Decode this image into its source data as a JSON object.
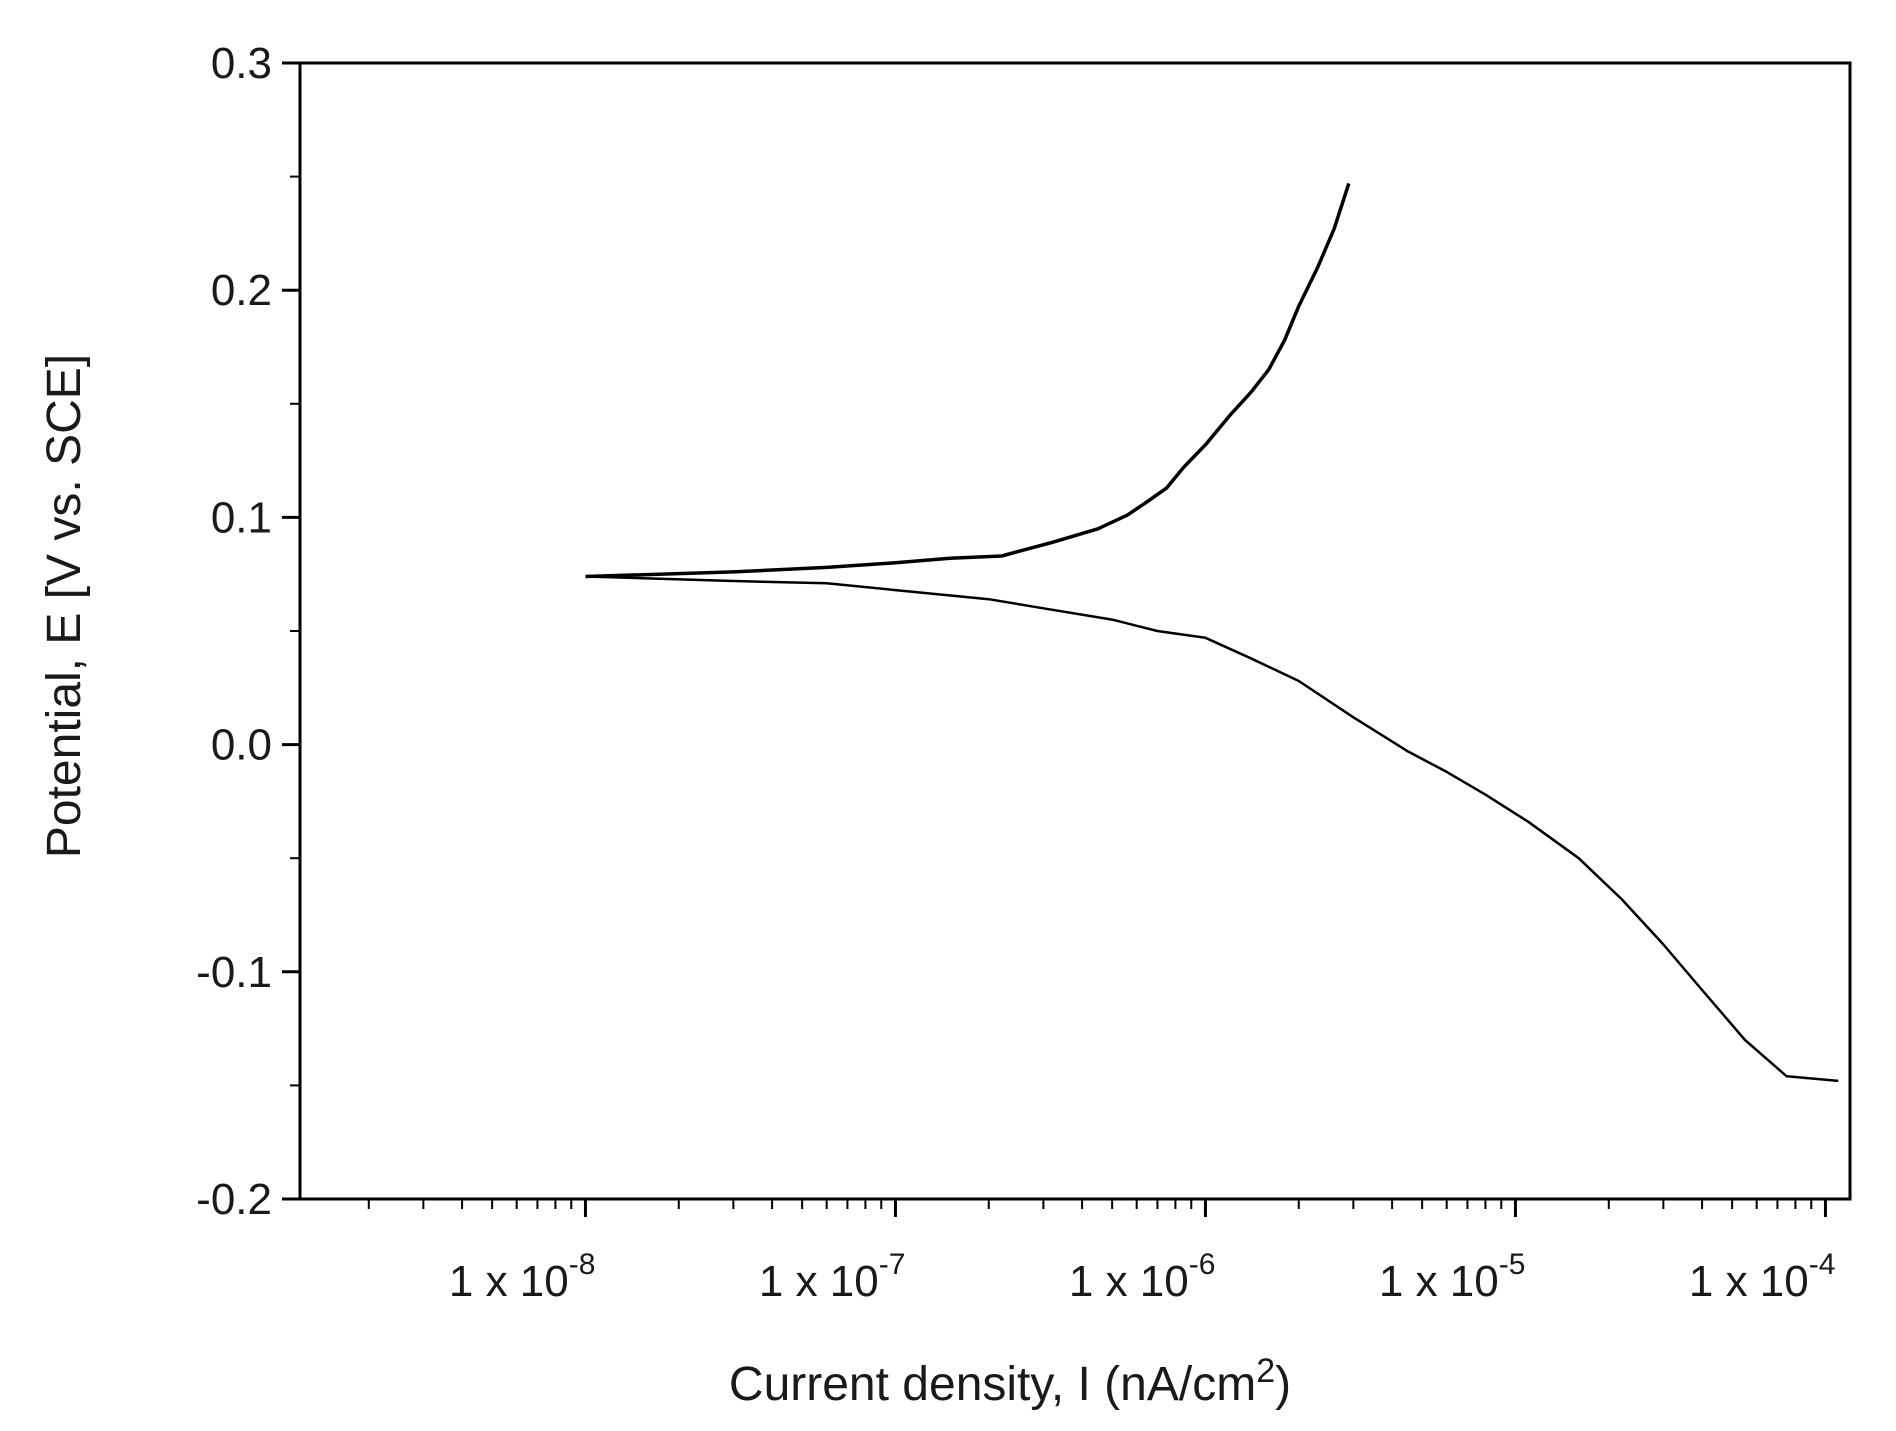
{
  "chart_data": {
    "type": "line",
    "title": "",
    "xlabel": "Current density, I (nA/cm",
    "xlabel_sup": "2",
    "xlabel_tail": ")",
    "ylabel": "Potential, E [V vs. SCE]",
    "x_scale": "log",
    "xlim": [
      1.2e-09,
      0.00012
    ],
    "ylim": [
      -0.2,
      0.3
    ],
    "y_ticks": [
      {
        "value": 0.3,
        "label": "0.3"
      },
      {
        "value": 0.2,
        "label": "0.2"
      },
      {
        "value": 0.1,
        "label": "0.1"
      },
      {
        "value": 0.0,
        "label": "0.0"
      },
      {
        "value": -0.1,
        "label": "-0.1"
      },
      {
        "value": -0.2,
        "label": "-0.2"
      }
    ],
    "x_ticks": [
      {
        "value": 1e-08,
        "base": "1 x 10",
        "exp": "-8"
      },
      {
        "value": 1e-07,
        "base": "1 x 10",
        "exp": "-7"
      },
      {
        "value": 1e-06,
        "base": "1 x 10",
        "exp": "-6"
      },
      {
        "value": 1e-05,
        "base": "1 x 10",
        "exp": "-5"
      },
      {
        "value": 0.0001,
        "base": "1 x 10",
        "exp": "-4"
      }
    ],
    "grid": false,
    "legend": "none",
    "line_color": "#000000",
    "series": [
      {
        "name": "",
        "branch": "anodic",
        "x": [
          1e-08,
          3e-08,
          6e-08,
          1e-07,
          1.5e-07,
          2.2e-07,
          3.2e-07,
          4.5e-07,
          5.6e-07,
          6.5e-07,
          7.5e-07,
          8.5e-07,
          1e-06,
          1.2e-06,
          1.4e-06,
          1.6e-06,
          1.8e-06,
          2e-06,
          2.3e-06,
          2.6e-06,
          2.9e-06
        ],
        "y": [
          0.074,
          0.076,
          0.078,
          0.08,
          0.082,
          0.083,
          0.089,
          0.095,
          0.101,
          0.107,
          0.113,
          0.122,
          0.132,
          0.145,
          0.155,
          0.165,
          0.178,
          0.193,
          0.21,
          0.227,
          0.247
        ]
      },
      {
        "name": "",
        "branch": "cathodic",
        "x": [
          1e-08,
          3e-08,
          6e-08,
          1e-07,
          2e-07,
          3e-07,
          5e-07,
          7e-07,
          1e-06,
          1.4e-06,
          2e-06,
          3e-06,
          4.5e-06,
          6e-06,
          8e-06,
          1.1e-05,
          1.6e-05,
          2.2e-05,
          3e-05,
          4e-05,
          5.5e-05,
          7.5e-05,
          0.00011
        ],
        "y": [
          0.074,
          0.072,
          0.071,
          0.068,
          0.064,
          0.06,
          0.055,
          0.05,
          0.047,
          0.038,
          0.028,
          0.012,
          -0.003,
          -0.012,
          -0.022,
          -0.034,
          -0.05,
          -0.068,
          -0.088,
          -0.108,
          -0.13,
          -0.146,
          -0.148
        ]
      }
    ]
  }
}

* Written instruction *
Repeat every record precisely. Any picture among them stays out of the copy.

* Correct output *
Decode this image into its source data as a JSON object.
{
  "chart_data": {
    "type": "line",
    "title": "",
    "xlabel": "Current density, I (nA/cm",
    "xlabel_sup": "2",
    "xlabel_tail": ")",
    "ylabel": "Potential, E [V vs. SCE]",
    "x_scale": "log",
    "xlim": [
      1.2e-09,
      0.00012
    ],
    "ylim": [
      -0.2,
      0.3
    ],
    "y_ticks": [
      {
        "value": 0.3,
        "label": "0.3"
      },
      {
        "value": 0.2,
        "label": "0.2"
      },
      {
        "value": 0.1,
        "label": "0.1"
      },
      {
        "value": 0.0,
        "label": "0.0"
      },
      {
        "value": -0.1,
        "label": "-0.1"
      },
      {
        "value": -0.2,
        "label": "-0.2"
      }
    ],
    "x_ticks": [
      {
        "value": 1e-08,
        "base": "1 x 10",
        "exp": "-8"
      },
      {
        "value": 1e-07,
        "base": "1 x 10",
        "exp": "-7"
      },
      {
        "value": 1e-06,
        "base": "1 x 10",
        "exp": "-6"
      },
      {
        "value": 1e-05,
        "base": "1 x 10",
        "exp": "-5"
      },
      {
        "value": 0.0001,
        "base": "1 x 10",
        "exp": "-4"
      }
    ],
    "grid": false,
    "legend": "none",
    "line_color": "#000000",
    "series": [
      {
        "name": "",
        "branch": "anodic",
        "x": [
          1e-08,
          3e-08,
          6e-08,
          1e-07,
          1.5e-07,
          2.2e-07,
          3.2e-07,
          4.5e-07,
          5.6e-07,
          6.5e-07,
          7.5e-07,
          8.5e-07,
          1e-06,
          1.2e-06,
          1.4e-06,
          1.6e-06,
          1.8e-06,
          2e-06,
          2.3e-06,
          2.6e-06,
          2.9e-06
        ],
        "y": [
          0.074,
          0.076,
          0.078,
          0.08,
          0.082,
          0.083,
          0.089,
          0.095,
          0.101,
          0.107,
          0.113,
          0.122,
          0.132,
          0.145,
          0.155,
          0.165,
          0.178,
          0.193,
          0.21,
          0.227,
          0.247
        ]
      },
      {
        "name": "",
        "branch": "cathodic",
        "x": [
          1e-08,
          3e-08,
          6e-08,
          1e-07,
          2e-07,
          3e-07,
          5e-07,
          7e-07,
          1e-06,
          1.4e-06,
          2e-06,
          3e-06,
          4.5e-06,
          6e-06,
          8e-06,
          1.1e-05,
          1.6e-05,
          2.2e-05,
          3e-05,
          4e-05,
          5.5e-05,
          7.5e-05,
          0.00011
        ],
        "y": [
          0.074,
          0.072,
          0.071,
          0.068,
          0.064,
          0.06,
          0.055,
          0.05,
          0.047,
          0.038,
          0.028,
          0.012,
          -0.003,
          -0.012,
          -0.022,
          -0.034,
          -0.05,
          -0.068,
          -0.088,
          -0.108,
          -0.13,
          -0.146,
          -0.148
        ]
      }
    ]
  }
}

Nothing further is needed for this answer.